*Task prompt*.
All of the records should be given again verbatim.

*Exercise input*.

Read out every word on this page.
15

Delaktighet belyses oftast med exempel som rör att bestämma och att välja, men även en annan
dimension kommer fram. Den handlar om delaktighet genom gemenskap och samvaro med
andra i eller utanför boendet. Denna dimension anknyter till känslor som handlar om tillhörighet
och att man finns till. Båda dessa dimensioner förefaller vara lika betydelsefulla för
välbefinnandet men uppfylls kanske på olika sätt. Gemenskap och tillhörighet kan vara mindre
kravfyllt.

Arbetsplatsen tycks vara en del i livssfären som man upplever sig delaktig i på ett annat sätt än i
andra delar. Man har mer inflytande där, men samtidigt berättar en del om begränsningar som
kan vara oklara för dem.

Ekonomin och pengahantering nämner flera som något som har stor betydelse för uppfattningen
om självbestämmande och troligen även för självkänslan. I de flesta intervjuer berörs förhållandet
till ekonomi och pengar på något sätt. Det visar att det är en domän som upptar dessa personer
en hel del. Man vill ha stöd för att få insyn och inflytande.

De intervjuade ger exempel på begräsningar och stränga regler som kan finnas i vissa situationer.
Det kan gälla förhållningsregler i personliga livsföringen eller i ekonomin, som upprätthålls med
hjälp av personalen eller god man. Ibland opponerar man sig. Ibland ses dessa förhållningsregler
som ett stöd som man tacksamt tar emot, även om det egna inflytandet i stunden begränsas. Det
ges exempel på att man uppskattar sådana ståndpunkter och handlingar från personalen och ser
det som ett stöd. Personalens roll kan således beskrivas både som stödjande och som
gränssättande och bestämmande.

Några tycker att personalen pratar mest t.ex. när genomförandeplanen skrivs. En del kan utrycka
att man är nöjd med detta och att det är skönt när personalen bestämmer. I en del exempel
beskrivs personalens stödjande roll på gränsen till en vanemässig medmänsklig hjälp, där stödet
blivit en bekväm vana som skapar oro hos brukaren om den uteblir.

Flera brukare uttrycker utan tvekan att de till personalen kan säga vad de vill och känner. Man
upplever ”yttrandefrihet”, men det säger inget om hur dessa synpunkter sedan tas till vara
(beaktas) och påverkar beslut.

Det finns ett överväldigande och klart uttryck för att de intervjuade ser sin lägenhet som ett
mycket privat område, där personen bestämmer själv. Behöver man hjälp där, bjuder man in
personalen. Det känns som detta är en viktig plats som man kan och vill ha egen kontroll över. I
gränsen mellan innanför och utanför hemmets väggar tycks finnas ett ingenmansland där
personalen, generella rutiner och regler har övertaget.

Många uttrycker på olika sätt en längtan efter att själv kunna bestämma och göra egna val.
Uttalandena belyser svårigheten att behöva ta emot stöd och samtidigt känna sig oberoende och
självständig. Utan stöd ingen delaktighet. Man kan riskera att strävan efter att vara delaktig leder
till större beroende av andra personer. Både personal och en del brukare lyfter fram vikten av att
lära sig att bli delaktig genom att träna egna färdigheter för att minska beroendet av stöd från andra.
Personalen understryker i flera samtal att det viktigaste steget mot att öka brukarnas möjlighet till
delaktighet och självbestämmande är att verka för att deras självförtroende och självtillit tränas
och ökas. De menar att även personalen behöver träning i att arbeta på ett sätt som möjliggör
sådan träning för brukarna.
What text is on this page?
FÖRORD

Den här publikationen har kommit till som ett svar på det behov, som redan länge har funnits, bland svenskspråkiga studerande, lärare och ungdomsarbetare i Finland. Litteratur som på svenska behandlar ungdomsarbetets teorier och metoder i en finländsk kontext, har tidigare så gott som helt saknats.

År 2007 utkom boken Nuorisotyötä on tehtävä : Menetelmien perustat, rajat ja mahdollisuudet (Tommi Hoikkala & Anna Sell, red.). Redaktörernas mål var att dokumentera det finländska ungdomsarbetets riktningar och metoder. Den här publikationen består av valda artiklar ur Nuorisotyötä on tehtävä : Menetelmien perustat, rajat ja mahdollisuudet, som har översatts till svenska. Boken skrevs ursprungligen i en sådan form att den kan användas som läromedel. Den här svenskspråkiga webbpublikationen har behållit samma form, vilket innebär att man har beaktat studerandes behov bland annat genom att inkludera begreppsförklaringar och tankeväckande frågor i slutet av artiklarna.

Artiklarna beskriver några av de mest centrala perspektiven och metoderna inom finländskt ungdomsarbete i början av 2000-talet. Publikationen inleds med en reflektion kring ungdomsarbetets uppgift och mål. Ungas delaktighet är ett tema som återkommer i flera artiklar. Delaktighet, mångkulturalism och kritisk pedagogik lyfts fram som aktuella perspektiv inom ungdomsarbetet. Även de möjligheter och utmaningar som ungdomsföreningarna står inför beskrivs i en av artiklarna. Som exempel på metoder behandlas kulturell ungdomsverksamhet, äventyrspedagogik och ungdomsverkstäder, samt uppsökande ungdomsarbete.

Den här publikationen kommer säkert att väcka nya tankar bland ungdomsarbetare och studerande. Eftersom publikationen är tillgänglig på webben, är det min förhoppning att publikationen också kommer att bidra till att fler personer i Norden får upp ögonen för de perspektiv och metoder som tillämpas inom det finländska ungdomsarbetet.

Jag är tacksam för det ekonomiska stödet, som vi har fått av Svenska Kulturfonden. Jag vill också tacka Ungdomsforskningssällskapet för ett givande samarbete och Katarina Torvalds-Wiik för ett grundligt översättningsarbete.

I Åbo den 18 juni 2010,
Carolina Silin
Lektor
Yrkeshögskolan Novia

*Reply to the task*.
Read out every word on this page.
15

Delaktighet belyses oftast med exempel som rör att bestämma och att välja, men även en annan
dimension kommer fram. Den handlar om delaktighet genom gemenskap och samvaro med
andra i eller utanför boendet. Denna dimension anknyter till känslor som handlar om tillhörighet
och att man finns till. Båda dessa dimensioner förefaller vara lika betydelsefulla för
välbefinnandet men uppfylls kanske på olika sätt. Gemenskap och tillhörighet kan vara mindre
kravfyllt.

Arbetsplatsen tycks vara en del i livssfären som man upplever sig delaktig i på ett annat sätt än i
andra delar. Man har mer inflytande där, men samtidigt berättar en del om begränsningar som
kan vara oklara för dem.

Ekonomin och pengahantering nämner flera som något som har stor betydelse för uppfattningen
om självbestämmande och troligen även för självkänslan. I de flesta intervjuer berörs förhållandet
till ekonomi och pengar på något sätt. Det visar att det är en domän som upptar dessa personer
en hel del. Man vill ha stöd för att få insyn och inflytande.

De intervjuade ger exempel på begräsningar och stränga regler som kan finnas i vissa situationer.
Det kan gälla förhållningsregler i personliga livsföringen eller i ekonomin, som upprätthålls med
hjälp av personalen eller god man. Ibland opponerar man sig. Ibland ses dessa förhållningsregler
som ett stöd som man tacksamt tar emot, även om det egna inflytandet i stunden begränsas. Det
ges exempel på att man uppskattar sådana ståndpunkter och handlingar från personalen och ser
det som ett stöd. Personalens roll kan således beskrivas både som stödjande och som
gränssättande och bestämmande.

Några tycker att personalen pratar mest t.ex. när genomförandeplanen skrivs. En del kan utrycka
att man är nöjd med detta och att det är skönt när personalen bestämmer. I en del exempel
beskrivs personalens stödjande roll på gränsen till en vanemässig medmänsklig hjälp, där stödet
blivit en bekväm vana som skapar oro hos brukaren om den uteblir.

Flera brukare uttrycker utan tvekan att de till personalen kan säga vad de vill och känner. Man
upplever ”yttrandefrihet”, men det säger inget om hur dessa synpunkter sedan tas till vara
(beaktas) och påverkar beslut.

Det finns ett överväldigande och klart uttryck för att de intervjuade ser sin lägenhet som ett
mycket privat område, där personen bestämmer själv. Behöver man hjälp där, bjuder man in
personalen. Det känns som detta är en viktig plats som man kan och vill ha egen kontroll över. I
gränsen mellan innanför och utanför hemmets väggar tycks finnas ett ingenmansland där
personalen, generella rutiner och regler har övertaget.

Många uttrycker på olika sätt en längtan efter att själv kunna bestämma och göra egna val.
Uttalandena belyser svårigheten att behöva ta emot stöd och samtidigt känna sig oberoende och
självständig. Utan stöd ingen delaktighet. Man kan riskera att strävan efter att vara delaktig leder
till större beroende av andra personer. Både personal och en del brukare lyfter fram vikten av att
lära sig att bli delaktig genom att träna egna färdigheter för att minska beroendet av stöd från andra.
Personalen understryker i flera samtal att det viktigaste steget mot att öka brukarnas möjlighet till
delaktighet och självbestämmande är att verka för att deras självförtroende och självtillit tränas
och ökas. De menar att även personalen behöver träning i att arbeta på ett sätt som möjliggör
sådan träning för brukarna.
What text is on this page?
FÖRORD

Den här publikationen har kommit till som ett svar på det behov, som redan länge har funnits, bland svenskspråkiga studerande, lärare och ungdomsarbetare i Finland. Litteratur som på svenska behandlar ungdomsarbetets teorier och metoder i en finländsk kontext, har tidigare så gott som helt saknats.

År 2007 utkom boken Nuorisotyötä on tehtävä : Menetelmien perustat, rajat ja mahdollisuudet (Tommi Hoikkala & Anna Sell, red.). Redaktörernas mål var att dokumentera det finländska ungdomsarbetets riktningar och metoder. Den här publikationen består av valda artiklar ur Nuorisotyötä on tehtävä : Menetelmien perustat, rajat ja mahdollisuudet, som har översatts till svenska. Boken skrevs ursprungligen i en sådan form att den kan användas som läromedel. Den här svenskspråkiga webbpublikationen har behållit samma form, vilket innebär att man har beaktat studerandes behov bland annat genom att inkludera begreppsförklaringar och tankeväckande frågor i slutet av artiklarna.

Artiklarna beskriver några av de mest centrala perspektiven och metoderna inom finländskt ungdomsarbete i början av 2000-talet. Publikationen inleds med en reflektion kring ungdomsarbetets uppgift och mål. Ungas delaktighet är ett tema som återkommer i flera artiklar. Delaktighet, mångkulturalism och kritisk pedagogik lyfts fram som aktuella perspektiv inom ungdomsarbetet. Även de möjligheter och utmaningar som ungdomsföreningarna står inför beskrivs i en av artiklarna. Som exempel på metoder behandlas kulturell ungdomsverksamhet, äventyrspedagogik och ungdomsverkstäder, samt uppsökande ungdomsarbete.

Den här publikationen kommer säkert att väcka nya tankar bland ungdomsarbetare och studerande. Eftersom publikationen är tillgänglig på webben, är det min förhoppning att publikationen också kommer att bidra till att fler personer i Norden får upp ögonen för de perspektiv och metoder som tillämpas inom det finländska ungdomsarbetet.

Jag är tacksam för det ekonomiska stödet, som vi har fått av Svenska Kulturfonden. Jag vill också tacka Ungdomsforskningssällskapet för ett givande samarbete och Katarina Torvalds-Wiik för ett grundligt översättningsarbete.

I Åbo den 18 juni 2010,
Carolina Silin
Lektor
Yrkeshögskolan Novia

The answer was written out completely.